Write the number of lines holding the word "title", and nothing else.
---------- MATERIAL FOR THE TASK
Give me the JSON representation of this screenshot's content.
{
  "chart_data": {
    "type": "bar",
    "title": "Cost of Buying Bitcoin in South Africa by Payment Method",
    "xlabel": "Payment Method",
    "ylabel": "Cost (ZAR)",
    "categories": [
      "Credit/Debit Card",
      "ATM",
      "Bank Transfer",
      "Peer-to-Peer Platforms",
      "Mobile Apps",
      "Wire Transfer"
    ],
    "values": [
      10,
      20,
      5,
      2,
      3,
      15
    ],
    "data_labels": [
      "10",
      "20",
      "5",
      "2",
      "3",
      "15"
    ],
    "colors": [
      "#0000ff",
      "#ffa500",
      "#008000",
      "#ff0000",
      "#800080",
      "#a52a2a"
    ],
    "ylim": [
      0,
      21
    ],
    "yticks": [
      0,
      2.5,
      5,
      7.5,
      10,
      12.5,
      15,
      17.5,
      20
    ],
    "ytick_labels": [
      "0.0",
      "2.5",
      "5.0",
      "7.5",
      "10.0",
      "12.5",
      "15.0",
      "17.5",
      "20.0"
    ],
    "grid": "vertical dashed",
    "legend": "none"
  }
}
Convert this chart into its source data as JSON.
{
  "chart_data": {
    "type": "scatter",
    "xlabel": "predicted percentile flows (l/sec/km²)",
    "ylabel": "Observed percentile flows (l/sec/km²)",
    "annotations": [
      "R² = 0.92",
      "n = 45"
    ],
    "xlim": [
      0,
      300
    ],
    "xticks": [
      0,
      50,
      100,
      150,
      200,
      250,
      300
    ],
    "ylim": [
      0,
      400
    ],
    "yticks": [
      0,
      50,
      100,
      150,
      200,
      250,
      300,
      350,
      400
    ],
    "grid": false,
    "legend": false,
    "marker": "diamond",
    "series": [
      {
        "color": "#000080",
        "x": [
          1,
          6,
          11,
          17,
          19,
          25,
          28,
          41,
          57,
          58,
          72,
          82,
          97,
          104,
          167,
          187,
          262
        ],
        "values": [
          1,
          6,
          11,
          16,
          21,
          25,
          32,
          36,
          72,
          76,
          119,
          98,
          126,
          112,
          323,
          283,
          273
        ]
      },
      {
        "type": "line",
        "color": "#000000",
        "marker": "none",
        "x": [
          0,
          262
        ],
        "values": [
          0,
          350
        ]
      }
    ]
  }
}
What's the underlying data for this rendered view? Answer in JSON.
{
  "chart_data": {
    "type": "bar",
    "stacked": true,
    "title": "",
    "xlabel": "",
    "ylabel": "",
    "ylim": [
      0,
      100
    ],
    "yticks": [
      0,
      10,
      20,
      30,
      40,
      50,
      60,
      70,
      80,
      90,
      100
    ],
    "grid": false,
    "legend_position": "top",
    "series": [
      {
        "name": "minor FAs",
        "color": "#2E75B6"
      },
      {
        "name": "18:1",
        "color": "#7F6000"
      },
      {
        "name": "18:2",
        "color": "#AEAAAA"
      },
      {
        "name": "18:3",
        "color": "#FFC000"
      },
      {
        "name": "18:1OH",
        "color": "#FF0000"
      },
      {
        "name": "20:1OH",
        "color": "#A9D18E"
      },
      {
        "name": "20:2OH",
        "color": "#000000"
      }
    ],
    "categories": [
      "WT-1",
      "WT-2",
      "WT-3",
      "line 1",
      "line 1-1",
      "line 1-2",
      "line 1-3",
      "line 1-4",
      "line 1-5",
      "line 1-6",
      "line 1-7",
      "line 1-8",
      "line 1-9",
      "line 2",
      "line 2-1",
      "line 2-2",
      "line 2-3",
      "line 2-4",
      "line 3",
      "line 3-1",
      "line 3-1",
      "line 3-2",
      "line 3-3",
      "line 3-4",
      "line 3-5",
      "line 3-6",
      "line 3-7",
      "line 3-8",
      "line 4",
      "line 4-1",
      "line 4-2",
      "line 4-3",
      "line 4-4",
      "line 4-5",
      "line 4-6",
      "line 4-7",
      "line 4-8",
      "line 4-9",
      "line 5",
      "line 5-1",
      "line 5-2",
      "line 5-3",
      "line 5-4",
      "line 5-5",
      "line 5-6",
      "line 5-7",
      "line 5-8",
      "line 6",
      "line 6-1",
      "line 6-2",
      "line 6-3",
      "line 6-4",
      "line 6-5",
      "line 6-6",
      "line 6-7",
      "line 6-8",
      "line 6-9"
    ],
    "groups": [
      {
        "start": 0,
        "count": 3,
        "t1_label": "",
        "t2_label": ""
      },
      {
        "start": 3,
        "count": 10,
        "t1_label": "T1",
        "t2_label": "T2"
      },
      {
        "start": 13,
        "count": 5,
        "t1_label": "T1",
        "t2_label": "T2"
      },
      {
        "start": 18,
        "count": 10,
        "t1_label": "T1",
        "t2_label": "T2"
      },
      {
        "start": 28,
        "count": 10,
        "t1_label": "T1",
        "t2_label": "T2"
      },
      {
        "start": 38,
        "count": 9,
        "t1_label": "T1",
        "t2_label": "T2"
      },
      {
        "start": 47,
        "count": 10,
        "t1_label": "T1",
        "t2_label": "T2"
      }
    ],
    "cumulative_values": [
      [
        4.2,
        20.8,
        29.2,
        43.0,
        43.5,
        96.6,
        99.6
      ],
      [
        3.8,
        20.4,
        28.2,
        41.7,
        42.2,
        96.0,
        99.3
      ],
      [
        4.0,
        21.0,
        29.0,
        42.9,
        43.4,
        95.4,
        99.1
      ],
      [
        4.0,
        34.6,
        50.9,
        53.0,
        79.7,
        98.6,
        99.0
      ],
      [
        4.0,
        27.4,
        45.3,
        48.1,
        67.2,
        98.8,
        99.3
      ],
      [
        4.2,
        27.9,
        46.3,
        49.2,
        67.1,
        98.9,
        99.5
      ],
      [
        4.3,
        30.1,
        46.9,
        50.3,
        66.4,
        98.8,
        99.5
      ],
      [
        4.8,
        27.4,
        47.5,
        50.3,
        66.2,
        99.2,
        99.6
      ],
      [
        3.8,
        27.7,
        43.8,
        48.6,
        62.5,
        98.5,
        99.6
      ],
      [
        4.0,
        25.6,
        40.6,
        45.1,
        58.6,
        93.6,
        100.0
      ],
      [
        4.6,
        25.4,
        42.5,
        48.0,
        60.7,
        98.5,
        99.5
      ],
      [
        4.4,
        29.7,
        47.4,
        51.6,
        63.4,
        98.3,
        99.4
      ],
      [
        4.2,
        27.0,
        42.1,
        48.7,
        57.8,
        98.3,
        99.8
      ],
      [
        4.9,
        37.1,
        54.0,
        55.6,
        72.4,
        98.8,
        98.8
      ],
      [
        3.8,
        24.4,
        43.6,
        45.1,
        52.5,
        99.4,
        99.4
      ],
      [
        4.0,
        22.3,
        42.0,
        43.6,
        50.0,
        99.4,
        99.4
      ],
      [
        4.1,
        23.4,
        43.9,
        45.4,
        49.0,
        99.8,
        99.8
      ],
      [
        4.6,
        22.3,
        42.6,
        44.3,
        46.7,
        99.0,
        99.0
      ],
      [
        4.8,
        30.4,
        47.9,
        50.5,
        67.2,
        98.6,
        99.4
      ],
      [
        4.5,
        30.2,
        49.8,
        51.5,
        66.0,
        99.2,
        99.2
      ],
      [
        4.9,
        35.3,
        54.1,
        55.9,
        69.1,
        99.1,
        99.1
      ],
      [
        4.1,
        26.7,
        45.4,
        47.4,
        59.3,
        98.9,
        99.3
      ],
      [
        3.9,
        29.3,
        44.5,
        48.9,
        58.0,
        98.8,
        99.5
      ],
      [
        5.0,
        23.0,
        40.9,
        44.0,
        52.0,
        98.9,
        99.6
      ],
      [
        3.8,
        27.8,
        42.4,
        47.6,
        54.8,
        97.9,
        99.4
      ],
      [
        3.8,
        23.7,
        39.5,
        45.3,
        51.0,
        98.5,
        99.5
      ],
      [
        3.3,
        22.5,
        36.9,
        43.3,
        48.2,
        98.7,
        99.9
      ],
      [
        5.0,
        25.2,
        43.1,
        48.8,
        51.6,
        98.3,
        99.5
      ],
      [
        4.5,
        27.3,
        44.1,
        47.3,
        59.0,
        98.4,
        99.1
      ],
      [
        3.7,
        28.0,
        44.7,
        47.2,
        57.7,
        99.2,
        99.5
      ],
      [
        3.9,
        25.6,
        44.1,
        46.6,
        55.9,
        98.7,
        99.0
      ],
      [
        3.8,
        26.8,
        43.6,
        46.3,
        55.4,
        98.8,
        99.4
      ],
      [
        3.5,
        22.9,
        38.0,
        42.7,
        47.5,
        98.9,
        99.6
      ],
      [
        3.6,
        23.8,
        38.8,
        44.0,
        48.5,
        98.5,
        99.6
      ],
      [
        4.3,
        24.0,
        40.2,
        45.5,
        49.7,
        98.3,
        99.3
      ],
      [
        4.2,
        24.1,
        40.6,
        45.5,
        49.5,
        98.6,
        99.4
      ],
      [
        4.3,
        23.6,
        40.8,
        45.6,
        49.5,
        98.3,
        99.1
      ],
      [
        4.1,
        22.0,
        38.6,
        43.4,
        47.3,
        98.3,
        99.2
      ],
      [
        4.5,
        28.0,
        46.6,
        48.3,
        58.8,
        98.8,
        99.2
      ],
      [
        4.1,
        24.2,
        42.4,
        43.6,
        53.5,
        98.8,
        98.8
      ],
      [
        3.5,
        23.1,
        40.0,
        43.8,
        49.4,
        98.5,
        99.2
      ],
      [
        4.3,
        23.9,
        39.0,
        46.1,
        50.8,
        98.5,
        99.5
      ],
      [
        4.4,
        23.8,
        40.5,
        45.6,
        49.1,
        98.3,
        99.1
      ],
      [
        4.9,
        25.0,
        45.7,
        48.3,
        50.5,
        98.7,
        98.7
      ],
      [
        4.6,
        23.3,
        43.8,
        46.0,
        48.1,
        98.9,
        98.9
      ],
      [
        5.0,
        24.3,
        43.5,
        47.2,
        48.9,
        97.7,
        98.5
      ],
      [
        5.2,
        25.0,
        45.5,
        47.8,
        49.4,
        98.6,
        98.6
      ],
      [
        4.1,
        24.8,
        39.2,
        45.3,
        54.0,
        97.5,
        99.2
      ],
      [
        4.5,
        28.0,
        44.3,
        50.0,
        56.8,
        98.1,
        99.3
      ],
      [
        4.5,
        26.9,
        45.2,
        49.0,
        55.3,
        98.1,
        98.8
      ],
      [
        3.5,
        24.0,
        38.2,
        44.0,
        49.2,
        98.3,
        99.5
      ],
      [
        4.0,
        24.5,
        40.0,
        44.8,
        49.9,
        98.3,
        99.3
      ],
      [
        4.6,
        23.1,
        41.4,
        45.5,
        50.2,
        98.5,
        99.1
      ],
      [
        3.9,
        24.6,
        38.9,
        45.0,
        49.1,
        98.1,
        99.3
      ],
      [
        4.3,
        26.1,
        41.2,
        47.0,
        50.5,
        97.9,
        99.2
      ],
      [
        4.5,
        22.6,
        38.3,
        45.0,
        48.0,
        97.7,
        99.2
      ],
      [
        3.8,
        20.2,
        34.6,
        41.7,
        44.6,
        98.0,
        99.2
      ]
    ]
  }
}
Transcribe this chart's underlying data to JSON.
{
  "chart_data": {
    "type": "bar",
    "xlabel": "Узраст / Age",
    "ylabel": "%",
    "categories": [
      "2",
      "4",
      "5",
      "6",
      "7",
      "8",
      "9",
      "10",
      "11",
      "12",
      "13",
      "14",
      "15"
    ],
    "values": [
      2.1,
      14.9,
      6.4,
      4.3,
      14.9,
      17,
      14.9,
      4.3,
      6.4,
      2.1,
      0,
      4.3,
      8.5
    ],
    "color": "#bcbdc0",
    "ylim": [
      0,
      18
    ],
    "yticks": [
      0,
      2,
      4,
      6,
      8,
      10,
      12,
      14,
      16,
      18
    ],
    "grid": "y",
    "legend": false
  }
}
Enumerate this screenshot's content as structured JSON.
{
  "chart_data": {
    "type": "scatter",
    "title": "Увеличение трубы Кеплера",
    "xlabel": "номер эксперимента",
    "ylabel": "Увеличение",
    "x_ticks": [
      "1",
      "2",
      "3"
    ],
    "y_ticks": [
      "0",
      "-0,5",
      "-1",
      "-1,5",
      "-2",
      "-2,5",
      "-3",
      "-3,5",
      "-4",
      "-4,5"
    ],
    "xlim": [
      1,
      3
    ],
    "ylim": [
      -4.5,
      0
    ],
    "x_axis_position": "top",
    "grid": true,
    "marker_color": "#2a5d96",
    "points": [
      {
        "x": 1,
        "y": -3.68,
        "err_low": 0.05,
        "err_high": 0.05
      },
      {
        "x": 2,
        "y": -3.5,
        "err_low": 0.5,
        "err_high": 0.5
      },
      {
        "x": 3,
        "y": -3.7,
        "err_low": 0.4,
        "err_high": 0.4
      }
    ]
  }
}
--------------------
▶ _THE SOLUTION_:
3